From the entries that follow, extract each line holding the string "this".

* [Records shown]

• • •

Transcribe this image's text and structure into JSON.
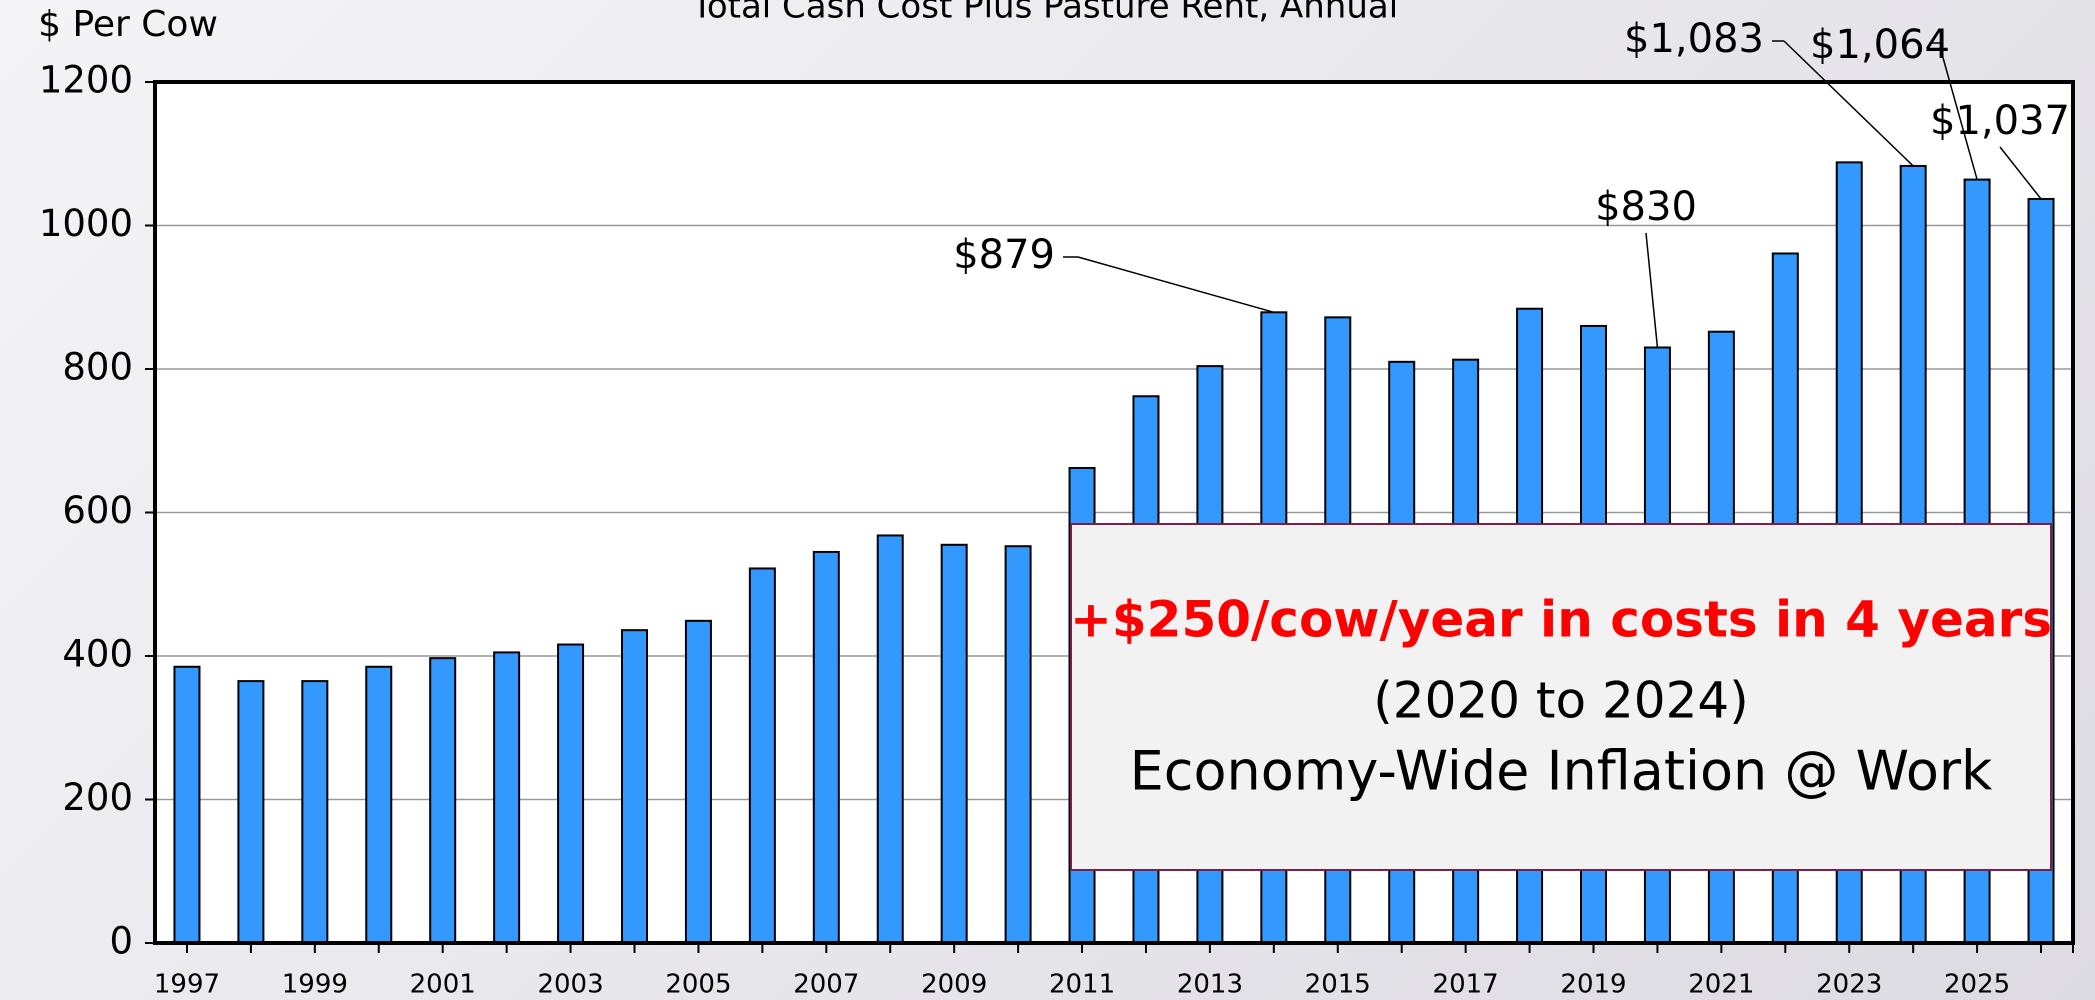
{
  "chart_data": {
    "type": "bar",
    "title": "Total Cash Cost Plus Pasture Rent, Annual",
    "y_label": "$ Per Cow",
    "categories": [
      "1997",
      null,
      "1999",
      null,
      "2001",
      null,
      "2003",
      null,
      "2005",
      null,
      "2007",
      null,
      "2009",
      null,
      "2011",
      null,
      "2013",
      null,
      "2015",
      null,
      "2017",
      null,
      "2019",
      null,
      "2021",
      null,
      "2023",
      null,
      "2025",
      null
    ],
    "values": [
      385,
      365,
      365,
      385,
      397,
      405,
      416,
      436,
      449,
      522,
      545,
      568,
      555,
      553,
      662,
      762,
      804,
      879,
      872,
      810,
      813,
      884,
      860,
      830,
      852,
      961,
      1088,
      1083,
      1064,
      1037
    ],
    "value_labels": [
      null,
      null,
      null,
      null,
      null,
      null,
      null,
      null,
      null,
      null,
      null,
      null,
      null,
      null,
      null,
      null,
      null,
      "$879",
      null,
      null,
      null,
      null,
      null,
      "$830",
      null,
      null,
      null,
      "$1,083",
      "$1,064",
      "$1,037"
    ],
    "color": "#3399ff",
    "ylim": [
      0,
      1200
    ],
    "yticks": [
      0,
      200,
      400,
      600,
      800,
      1000,
      1200
    ],
    "grid": true,
    "annotation": {
      "headline": "+$250/cow/year in costs in 4 years",
      "period": "(2020 to 2024)",
      "note": "Economy-Wide Inflation @ Work"
    }
  }
}
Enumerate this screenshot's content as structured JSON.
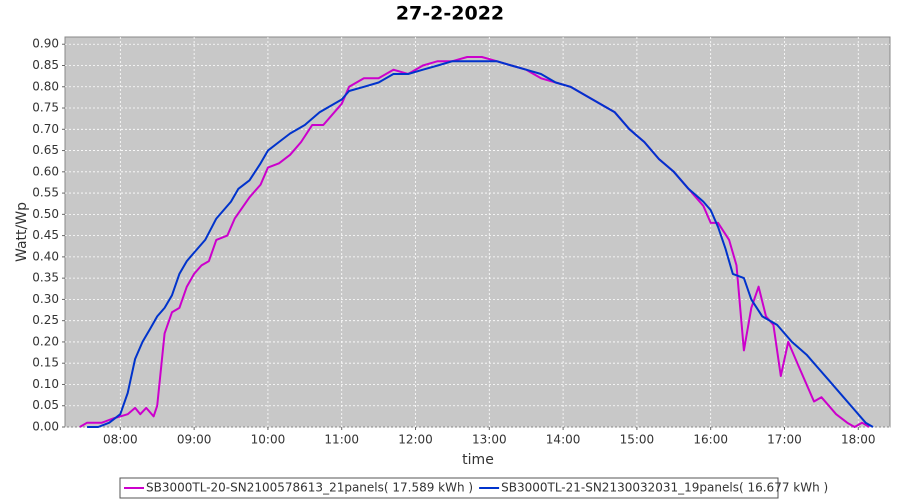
{
  "chart_data": {
    "type": "line",
    "title": "27-2-2022",
    "xlabel": "time",
    "ylabel": "Watt/Wp",
    "xlim": [
      7.25,
      18.43
    ],
    "ylim": [
      0,
      0.917
    ],
    "grid": true,
    "legend": "bottom",
    "xticks": [
      {
        "value": 8,
        "label": "08:00"
      },
      {
        "value": 9,
        "label": "09:00"
      },
      {
        "value": 10,
        "label": "10:00"
      },
      {
        "value": 11,
        "label": "11:00"
      },
      {
        "value": 12,
        "label": "12:00"
      },
      {
        "value": 13,
        "label": "13:00"
      },
      {
        "value": 14,
        "label": "14:00"
      },
      {
        "value": 15,
        "label": "15:00"
      },
      {
        "value": 16,
        "label": "16:00"
      },
      {
        "value": 17,
        "label": "17:00"
      },
      {
        "value": 18,
        "label": "18:00"
      }
    ],
    "yticks": [
      {
        "value": 0,
        "label": "0.00"
      },
      {
        "value": 0.05,
        "label": "0.05"
      },
      {
        "value": 0.1,
        "label": "0.10"
      },
      {
        "value": 0.15,
        "label": "0.15"
      },
      {
        "value": 0.2,
        "label": "0.20"
      },
      {
        "value": 0.25,
        "label": "0.25"
      },
      {
        "value": 0.3,
        "label": "0.30"
      },
      {
        "value": 0.35,
        "label": "0.35"
      },
      {
        "value": 0.4,
        "label": "0.40"
      },
      {
        "value": 0.45,
        "label": "0.45"
      },
      {
        "value": 0.5,
        "label": "0.50"
      },
      {
        "value": 0.55,
        "label": "0.55"
      },
      {
        "value": 0.6,
        "label": "0.60"
      },
      {
        "value": 0.65,
        "label": "0.65"
      },
      {
        "value": 0.7,
        "label": "0.70"
      },
      {
        "value": 0.75,
        "label": "0.75"
      },
      {
        "value": 0.8,
        "label": "0.80"
      },
      {
        "value": 0.85,
        "label": "0.85"
      },
      {
        "value": 0.9,
        "label": "0.90"
      }
    ],
    "series": [
      {
        "name": "SB3000TL-20-SN2100578613_21panels( 17.589 kWh )",
        "color": "#cc00cc",
        "x": [
          7.45,
          7.55,
          7.75,
          7.9,
          8.0,
          8.1,
          8.2,
          8.27,
          8.35,
          8.45,
          8.5,
          8.6,
          8.7,
          8.8,
          8.9,
          9.0,
          9.1,
          9.2,
          9.3,
          9.45,
          9.55,
          9.75,
          9.9,
          10.0,
          10.15,
          10.3,
          10.45,
          10.6,
          10.75,
          10.9,
          11.0,
          11.1,
          11.3,
          11.5,
          11.7,
          11.9,
          12.1,
          12.3,
          12.5,
          12.7,
          12.9,
          13.1,
          13.3,
          13.5,
          13.7,
          13.9,
          14.1,
          14.3,
          14.5,
          14.7,
          14.9,
          15.1,
          15.3,
          15.5,
          15.7,
          15.9,
          16.0,
          16.1,
          16.25,
          16.35,
          16.45,
          16.55,
          16.65,
          16.75,
          16.85,
          16.95,
          17.05,
          17.2,
          17.3,
          17.4,
          17.5,
          17.6,
          17.7,
          17.85,
          17.95,
          18.05,
          18.15
        ],
        "values": [
          0.0,
          0.01,
          0.01,
          0.02,
          0.025,
          0.03,
          0.045,
          0.03,
          0.045,
          0.025,
          0.05,
          0.22,
          0.27,
          0.28,
          0.33,
          0.36,
          0.38,
          0.39,
          0.44,
          0.45,
          0.49,
          0.54,
          0.57,
          0.61,
          0.62,
          0.64,
          0.67,
          0.71,
          0.71,
          0.74,
          0.76,
          0.8,
          0.82,
          0.82,
          0.84,
          0.83,
          0.85,
          0.86,
          0.86,
          0.87,
          0.87,
          0.86,
          0.85,
          0.84,
          0.82,
          0.81,
          0.8,
          0.78,
          0.76,
          0.74,
          0.7,
          0.67,
          0.63,
          0.6,
          0.56,
          0.52,
          0.48,
          0.48,
          0.44,
          0.38,
          0.18,
          0.28,
          0.33,
          0.26,
          0.24,
          0.12,
          0.2,
          0.14,
          0.1,
          0.06,
          0.07,
          0.05,
          0.03,
          0.01,
          0.0,
          0.01,
          0.0
        ]
      },
      {
        "name": "SB3000TL-21-SN2130032031_19panels( 16.677 kWh )",
        "color": "#0033cc",
        "x": [
          7.55,
          7.7,
          7.85,
          8.0,
          8.1,
          8.2,
          8.3,
          8.4,
          8.5,
          8.6,
          8.7,
          8.8,
          8.9,
          9.0,
          9.15,
          9.3,
          9.5,
          9.6,
          9.75,
          9.9,
          10.0,
          10.15,
          10.3,
          10.5,
          10.7,
          10.9,
          11.0,
          11.1,
          11.3,
          11.5,
          11.7,
          11.9,
          12.1,
          12.3,
          12.5,
          12.7,
          12.9,
          13.1,
          13.3,
          13.5,
          13.7,
          13.9,
          14.1,
          14.3,
          14.5,
          14.7,
          14.9,
          15.1,
          15.3,
          15.5,
          15.7,
          15.9,
          16.0,
          16.1,
          16.2,
          16.3,
          16.45,
          16.55,
          16.7,
          16.9,
          17.1,
          17.3,
          17.45,
          17.6,
          17.8,
          17.95,
          18.1,
          18.2
        ],
        "values": [
          0.0,
          0.0,
          0.01,
          0.03,
          0.08,
          0.16,
          0.2,
          0.23,
          0.26,
          0.28,
          0.31,
          0.36,
          0.39,
          0.41,
          0.44,
          0.49,
          0.53,
          0.56,
          0.58,
          0.62,
          0.65,
          0.67,
          0.69,
          0.71,
          0.74,
          0.76,
          0.77,
          0.79,
          0.8,
          0.81,
          0.83,
          0.83,
          0.84,
          0.85,
          0.86,
          0.86,
          0.86,
          0.86,
          0.85,
          0.84,
          0.83,
          0.81,
          0.8,
          0.78,
          0.76,
          0.74,
          0.7,
          0.67,
          0.63,
          0.6,
          0.56,
          0.53,
          0.51,
          0.47,
          0.42,
          0.36,
          0.35,
          0.3,
          0.26,
          0.24,
          0.2,
          0.17,
          0.14,
          0.11,
          0.07,
          0.04,
          0.01,
          0.0
        ]
      }
    ]
  }
}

• • •

* [Reply to the exercise]
Transcribe this image's text and structure into JSON.
Enumerate this screenshot's content as structured JSON.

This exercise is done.